- [Written problem]: Turn the rows below into a Markdown table with two columns, "No." and "Text", giving each line a number and its text. Skip blank lines and leave the pictures out.

[Collected data]
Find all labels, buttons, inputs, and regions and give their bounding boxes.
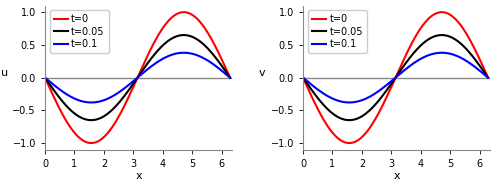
t=0.05 bbox=[384, 89, 390, 91]
t=0.05 bbox=[227, 76, 233, 79]
t=0 bbox=[166, 19, 172, 22]
t=0.05 bbox=[333, 115, 339, 117]
t=0.1 bbox=[180, 52, 186, 54]
t=0.1 bbox=[346, 101, 352, 104]
t=0 bbox=[227, 76, 233, 79]
t=0.1 bbox=[440, 52, 446, 54]
Line: t=0: t=0 bbox=[45, 12, 230, 143]
t=0 bbox=[346, 142, 352, 144]
X-axis label: x: x bbox=[393, 171, 400, 181]
t=0.1 bbox=[227, 76, 233, 79]
t=0.1 bbox=[384, 84, 390, 86]
t=0.05 bbox=[90, 119, 96, 121]
Line: t=0.05: t=0.05 bbox=[45, 35, 230, 120]
t=0 bbox=[152, 41, 158, 43]
t=0.05 bbox=[152, 53, 158, 56]
t=0 bbox=[333, 135, 339, 137]
t=0 bbox=[88, 142, 94, 144]
t=0 bbox=[126, 95, 132, 97]
t=0.1 bbox=[42, 76, 48, 79]
t=0.1 bbox=[88, 101, 94, 104]
t=0.1 bbox=[410, 63, 416, 65]
t=0.1 bbox=[348, 101, 354, 104]
t=0.05 bbox=[438, 34, 444, 36]
t=0 bbox=[424, 19, 430, 22]
t=0.1 bbox=[166, 55, 172, 57]
t=0.1 bbox=[300, 76, 306, 79]
t=0 bbox=[438, 11, 444, 13]
t=0.05 bbox=[182, 34, 188, 36]
t=0.1 bbox=[424, 55, 430, 57]
t=0 bbox=[182, 11, 188, 13]
t=0.05 bbox=[485, 76, 491, 79]
t=0 bbox=[74, 135, 80, 137]
t=0 bbox=[90, 142, 96, 144]
t=0.05 bbox=[74, 115, 80, 117]
t=0.05 bbox=[166, 39, 172, 42]
Y-axis label: v: v bbox=[259, 68, 266, 78]
t=0.05 bbox=[424, 39, 430, 42]
t=0 bbox=[485, 76, 491, 79]
t=0 bbox=[384, 95, 390, 97]
t=0.05 bbox=[348, 119, 354, 121]
t=0.05 bbox=[180, 34, 186, 36]
t=0.05 bbox=[410, 53, 416, 56]
t=0.05 bbox=[346, 119, 352, 121]
t=0.1 bbox=[182, 52, 188, 54]
t=0.1 bbox=[333, 99, 339, 101]
t=0.1 bbox=[90, 101, 96, 104]
t=0 bbox=[440, 11, 446, 13]
t=0 bbox=[42, 76, 48, 79]
t=0.05 bbox=[88, 119, 94, 121]
t=0 bbox=[410, 41, 416, 43]
t=0.1 bbox=[74, 99, 80, 101]
t=0.05 bbox=[300, 76, 306, 79]
t=0.1 bbox=[485, 76, 491, 79]
X-axis label: x: x bbox=[135, 171, 142, 181]
Line: t=0.05: t=0.05 bbox=[303, 35, 488, 120]
Line: t=0.1: t=0.1 bbox=[303, 53, 488, 102]
t=0.05 bbox=[440, 34, 446, 36]
Line: t=0.1: t=0.1 bbox=[45, 53, 230, 102]
t=0.05 bbox=[42, 76, 48, 79]
Legend: t=0, t=0.05, t=0.1: t=0, t=0.05, t=0.1 bbox=[50, 10, 108, 53]
t=0.1 bbox=[438, 52, 444, 54]
t=0.1 bbox=[126, 84, 132, 86]
Line: t=0: t=0 bbox=[303, 12, 488, 143]
t=0 bbox=[300, 76, 306, 79]
Y-axis label: u: u bbox=[0, 68, 7, 78]
t=0.1 bbox=[152, 63, 158, 65]
Legend: t=0, t=0.05, t=0.1: t=0, t=0.05, t=0.1 bbox=[308, 10, 366, 53]
t=0 bbox=[348, 142, 354, 144]
t=0.05 bbox=[126, 89, 132, 91]
t=0 bbox=[180, 11, 186, 13]
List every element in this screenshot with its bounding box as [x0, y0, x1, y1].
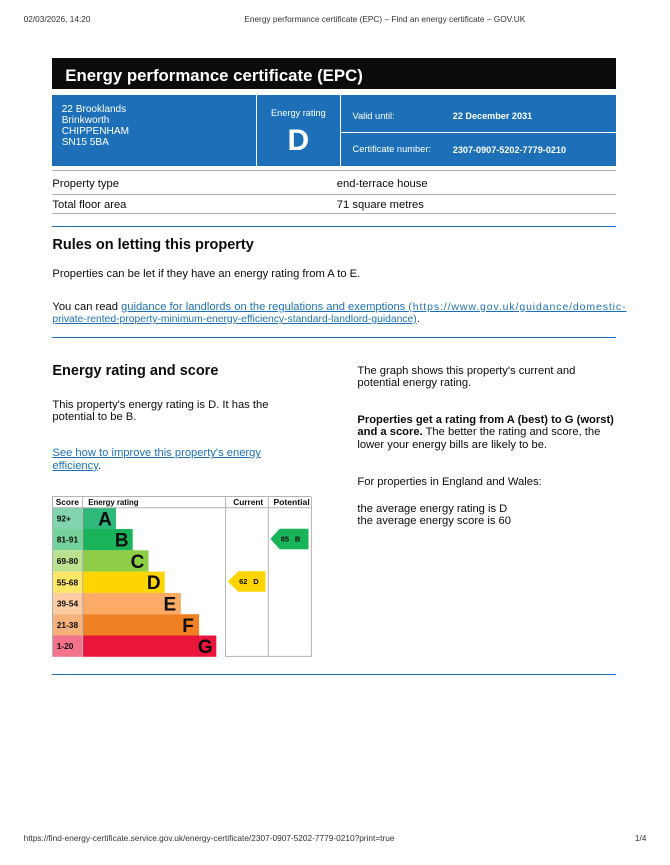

- [Exercise solution]:
| No. | Text |
|---|---|
| 1 | Find all labels, buttons, inputs, and regions and give their bounding boxes. |
| 2 | t=0.05 bbox=[384, 89, 390, 91] |
| 3 | t=0.05 bbox=[227, 76, 233, 79] |
| 4 | t=0 bbox=[166, 19, 172, 22] |
| 5 | t=0.05 bbox=[333, 115, 339, 117] |
| 6 | t=0.1 bbox=[180, 52, 186, 54] |
| 7 | t=0.1 bbox=[346, 101, 352, 104] |
| 8 | t=0 bbox=[227, 76, 233, 79] |
| 9 | t=0.1 bbox=[440, 52, 446, 54] |
| 10 | Line: t=0: t=0 bbox=[45, 12, 230, 143] |
| 11 | t=0 bbox=[346, 142, 352, 144] |
| 12 | X-axis label: x: x bbox=[393, 171, 400, 181] |
| 13 | t=0.1 bbox=[227, 76, 233, 79] |
| 14 | t=0.1 bbox=[384, 84, 390, 86] |
| 15 | t=0.05 bbox=[90, 119, 96, 121] |
| 16 | Line: t=0.05: t=0.05 bbox=[45, 35, 230, 120] |
| 17 | t=0 bbox=[152, 41, 158, 43] |
| 18 | t=0.05 bbox=[152, 53, 158, 56] |
| 19 | t=0 bbox=[333, 135, 339, 137] |
| 20 | t=0 bbox=[88, 142, 94, 144] |
| 21 | t=0 bbox=[126, 95, 132, 97] |
| 22 | t=0.1 bbox=[42, 76, 48, 79] |
| 23 | t=0.1 bbox=[88, 101, 94, 104] |
| 24 | t=0.1 bbox=[410, 63, 416, 65] |
| 25 | t=0.1 bbox=[348, 101, 354, 104] |
| 26 | t=0.05 bbox=[438, 34, 444, 36] |
| 27 | t=0 bbox=[424, 19, 430, 22] |
| 28 | t=0.1 bbox=[166, 55, 172, 57] |
| 29 | t=0.1 bbox=[300, 76, 306, 79] |
| 30 | t=0 bbox=[438, 11, 444, 13] |
| 31 | t=0.05 bbox=[182, 34, 188, 36] |
| 32 | t=0.1 bbox=[424, 55, 430, 57] |
| 33 | t=0 bbox=[182, 11, 188, 13] |
| 34 | t=0.05 bbox=[485, 76, 491, 79] |
| 35 | t=0 bbox=[74, 135, 80, 137] |
| 36 | t=0 bbox=[90, 142, 96, 144] |
| 37 | t=0.05 bbox=[74, 115, 80, 117] |
| 38 | t=0.05 bbox=[166, 39, 172, 42] |
| 39 | Y-axis label: v: v bbox=[259, 68, 266, 78] |
| 40 | t=0.05 bbox=[424, 39, 430, 42] |
| 41 | t=0 bbox=[485, 76, 491, 79] |
| 42 | t=0 bbox=[384, 95, 390, 97] |
| 43 | t=0.05 bbox=[348, 119, 354, 121] |
| 44 | t=0.05 bbox=[180, 34, 186, 36] |
| 45 | t=0.05 bbox=[410, 53, 416, 56] |
| 46 | t=0.05 bbox=[346, 119, 352, 121] |
| 47 | t=0.1 bbox=[182, 52, 188, 54] |
| 48 | t=0.1 bbox=[333, 99, 339, 101] |
| 49 | t=0.1 bbox=[90, 101, 96, 104] |
| 50 | t=0 bbox=[440, 11, 446, 13] |
| 51 | t=0 bbox=[42, 76, 48, 79] |
| 52 | t=0.05 bbox=[88, 119, 94, 121] |
| 53 | t=0 bbox=[410, 41, 416, 43] |
| 54 | t=0.1 bbox=[74, 99, 80, 101] |
| 55 | t=0.05 bbox=[300, 76, 306, 79] |
| 56 | t=0.1 bbox=[485, 76, 491, 79] |
| 57 | X-axis label: x: x bbox=[135, 171, 142, 181] |
| 58 | Line: t=0.05: t=0.05 bbox=[303, 35, 488, 120] |
| 59 | Line: t=0.1: t=0.1 bbox=[303, 53, 488, 102] |
| 60 | t=0.05 bbox=[440, 34, 446, 36] |
| 61 | Line: t=0.1: t=0.1 bbox=[45, 53, 230, 102] |
| 62 | t=0.05 bbox=[42, 76, 48, 79] |
| 63 | Legend: t=0, t=0.05, t=0.1: t=0, t=0.05, t=0.1 bbox=[50, 10, 108, 53] |
| 64 | t=0.1 bbox=[438, 52, 444, 54] |
| 65 | t=0.1 bbox=[126, 84, 132, 86] |
| 66 | Line: t=0: t=0 bbox=[303, 12, 488, 143] |
| 67 | t=0 bbox=[300, 76, 306, 79] |
| 68 | Y-axis label: u: u bbox=[0, 68, 7, 78] |
| 69 | t=0.1 bbox=[152, 63, 158, 65] |
| 70 | Legend: t=0, t=0.05, t=0.1: t=0, t=0.05, t=0.1 bbox=[308, 10, 366, 53] |
| 71 | t=0 bbox=[348, 142, 354, 144] |
| 72 | t=0.05 bbox=[126, 89, 132, 91] |
| 73 | t=0 bbox=[180, 11, 186, 13] |
| 74 | List every element in this screenshot with its bounding box as [x0, y0, x1, y1]. |